Please copy every line of the records below that holds the word "source".

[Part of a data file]
----------------------------------------

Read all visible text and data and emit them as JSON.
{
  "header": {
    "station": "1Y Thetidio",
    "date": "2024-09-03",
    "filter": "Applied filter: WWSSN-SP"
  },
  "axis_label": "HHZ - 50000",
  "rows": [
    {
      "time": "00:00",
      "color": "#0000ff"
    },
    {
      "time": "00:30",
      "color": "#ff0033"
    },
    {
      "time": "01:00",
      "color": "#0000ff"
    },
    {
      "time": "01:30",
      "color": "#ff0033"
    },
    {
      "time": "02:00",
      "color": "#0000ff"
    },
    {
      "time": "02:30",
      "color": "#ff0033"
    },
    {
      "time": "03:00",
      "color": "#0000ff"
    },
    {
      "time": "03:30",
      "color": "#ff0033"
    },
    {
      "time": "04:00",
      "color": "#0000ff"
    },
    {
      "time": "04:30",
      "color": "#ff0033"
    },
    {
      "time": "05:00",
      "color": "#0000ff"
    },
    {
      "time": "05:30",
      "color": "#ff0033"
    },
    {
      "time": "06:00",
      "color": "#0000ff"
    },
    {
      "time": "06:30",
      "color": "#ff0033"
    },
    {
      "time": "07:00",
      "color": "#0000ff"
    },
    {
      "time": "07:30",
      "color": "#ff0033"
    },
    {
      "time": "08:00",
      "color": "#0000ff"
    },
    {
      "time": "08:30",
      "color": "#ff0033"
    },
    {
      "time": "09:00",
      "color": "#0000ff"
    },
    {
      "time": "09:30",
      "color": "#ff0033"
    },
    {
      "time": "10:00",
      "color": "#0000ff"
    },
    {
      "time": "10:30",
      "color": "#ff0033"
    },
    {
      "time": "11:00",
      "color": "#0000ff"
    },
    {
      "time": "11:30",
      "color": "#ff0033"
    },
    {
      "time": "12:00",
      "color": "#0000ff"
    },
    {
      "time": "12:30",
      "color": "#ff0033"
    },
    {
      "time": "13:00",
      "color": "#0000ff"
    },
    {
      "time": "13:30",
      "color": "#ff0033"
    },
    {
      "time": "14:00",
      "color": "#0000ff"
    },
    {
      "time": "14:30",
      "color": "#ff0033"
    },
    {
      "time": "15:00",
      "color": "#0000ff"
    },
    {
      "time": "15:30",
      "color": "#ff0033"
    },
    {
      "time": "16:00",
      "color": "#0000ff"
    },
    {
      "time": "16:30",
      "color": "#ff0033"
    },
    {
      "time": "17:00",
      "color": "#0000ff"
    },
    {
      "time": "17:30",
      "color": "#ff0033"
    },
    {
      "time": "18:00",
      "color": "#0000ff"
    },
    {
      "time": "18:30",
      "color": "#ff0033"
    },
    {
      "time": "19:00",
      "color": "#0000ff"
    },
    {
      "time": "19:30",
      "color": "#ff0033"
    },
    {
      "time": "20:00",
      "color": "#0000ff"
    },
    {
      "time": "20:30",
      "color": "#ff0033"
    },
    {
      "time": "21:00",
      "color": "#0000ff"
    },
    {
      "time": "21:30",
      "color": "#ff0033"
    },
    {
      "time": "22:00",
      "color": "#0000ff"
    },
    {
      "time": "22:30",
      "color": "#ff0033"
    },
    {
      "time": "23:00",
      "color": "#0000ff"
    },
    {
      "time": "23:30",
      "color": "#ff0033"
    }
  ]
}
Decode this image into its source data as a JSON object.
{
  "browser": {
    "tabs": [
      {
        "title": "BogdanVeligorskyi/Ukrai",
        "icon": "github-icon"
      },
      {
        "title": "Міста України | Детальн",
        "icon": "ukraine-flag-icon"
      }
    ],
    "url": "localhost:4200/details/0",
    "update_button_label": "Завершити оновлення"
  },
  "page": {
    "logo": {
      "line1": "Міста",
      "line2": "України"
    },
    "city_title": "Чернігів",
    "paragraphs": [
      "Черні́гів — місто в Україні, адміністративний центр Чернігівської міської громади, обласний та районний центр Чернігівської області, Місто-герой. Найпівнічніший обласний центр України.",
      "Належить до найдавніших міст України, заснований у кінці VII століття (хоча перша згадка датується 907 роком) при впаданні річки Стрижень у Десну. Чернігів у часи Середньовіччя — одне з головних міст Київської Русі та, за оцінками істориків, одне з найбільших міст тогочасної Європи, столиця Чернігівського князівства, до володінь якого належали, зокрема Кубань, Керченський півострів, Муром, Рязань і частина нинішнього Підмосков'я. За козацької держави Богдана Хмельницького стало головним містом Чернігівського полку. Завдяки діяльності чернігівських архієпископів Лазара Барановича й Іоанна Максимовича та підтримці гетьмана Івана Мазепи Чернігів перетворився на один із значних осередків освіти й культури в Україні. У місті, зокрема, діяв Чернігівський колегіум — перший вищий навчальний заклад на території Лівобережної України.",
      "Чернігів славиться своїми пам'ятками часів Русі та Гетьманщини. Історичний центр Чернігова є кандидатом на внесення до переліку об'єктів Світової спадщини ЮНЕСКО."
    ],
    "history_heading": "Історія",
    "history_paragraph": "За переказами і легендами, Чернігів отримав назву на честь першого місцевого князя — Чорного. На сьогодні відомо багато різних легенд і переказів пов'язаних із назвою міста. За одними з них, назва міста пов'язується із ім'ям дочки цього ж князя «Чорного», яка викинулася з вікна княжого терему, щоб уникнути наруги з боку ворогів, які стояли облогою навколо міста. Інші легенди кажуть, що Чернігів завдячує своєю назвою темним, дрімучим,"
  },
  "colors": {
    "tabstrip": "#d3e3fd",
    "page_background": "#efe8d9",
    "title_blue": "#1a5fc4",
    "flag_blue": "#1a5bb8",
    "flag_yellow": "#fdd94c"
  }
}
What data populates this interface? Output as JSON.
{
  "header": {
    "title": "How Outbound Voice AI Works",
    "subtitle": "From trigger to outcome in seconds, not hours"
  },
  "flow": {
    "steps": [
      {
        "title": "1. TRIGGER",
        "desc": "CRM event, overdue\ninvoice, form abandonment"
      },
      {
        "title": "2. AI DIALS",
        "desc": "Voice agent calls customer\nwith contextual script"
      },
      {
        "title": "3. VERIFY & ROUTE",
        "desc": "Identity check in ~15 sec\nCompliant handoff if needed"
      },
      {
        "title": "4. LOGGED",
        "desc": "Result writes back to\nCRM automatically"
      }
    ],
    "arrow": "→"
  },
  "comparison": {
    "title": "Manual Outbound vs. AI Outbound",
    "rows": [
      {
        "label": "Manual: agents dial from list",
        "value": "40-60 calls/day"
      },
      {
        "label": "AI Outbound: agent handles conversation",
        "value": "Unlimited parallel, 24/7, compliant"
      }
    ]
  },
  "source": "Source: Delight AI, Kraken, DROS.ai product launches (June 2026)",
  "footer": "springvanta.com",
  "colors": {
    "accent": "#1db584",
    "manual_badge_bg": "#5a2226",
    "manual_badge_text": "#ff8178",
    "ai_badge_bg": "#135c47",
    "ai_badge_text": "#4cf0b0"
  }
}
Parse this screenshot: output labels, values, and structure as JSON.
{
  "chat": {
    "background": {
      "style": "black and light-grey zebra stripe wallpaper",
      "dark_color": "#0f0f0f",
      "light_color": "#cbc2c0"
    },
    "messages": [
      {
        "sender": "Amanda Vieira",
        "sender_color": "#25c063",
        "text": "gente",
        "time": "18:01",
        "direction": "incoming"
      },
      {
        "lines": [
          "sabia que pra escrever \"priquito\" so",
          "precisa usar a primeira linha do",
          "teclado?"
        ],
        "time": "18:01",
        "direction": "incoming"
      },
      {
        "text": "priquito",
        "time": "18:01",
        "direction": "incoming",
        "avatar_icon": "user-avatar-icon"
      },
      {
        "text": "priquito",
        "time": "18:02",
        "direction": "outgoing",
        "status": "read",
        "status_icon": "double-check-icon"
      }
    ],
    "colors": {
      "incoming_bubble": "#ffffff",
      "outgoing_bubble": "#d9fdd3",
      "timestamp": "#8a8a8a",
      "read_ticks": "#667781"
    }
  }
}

----------------------------------------

Solution to this problem:
Decode this image into its source data as a JSON object.
  "source": "Source: Delight AI, Kraken, DROS.ai product launches (June 2026)",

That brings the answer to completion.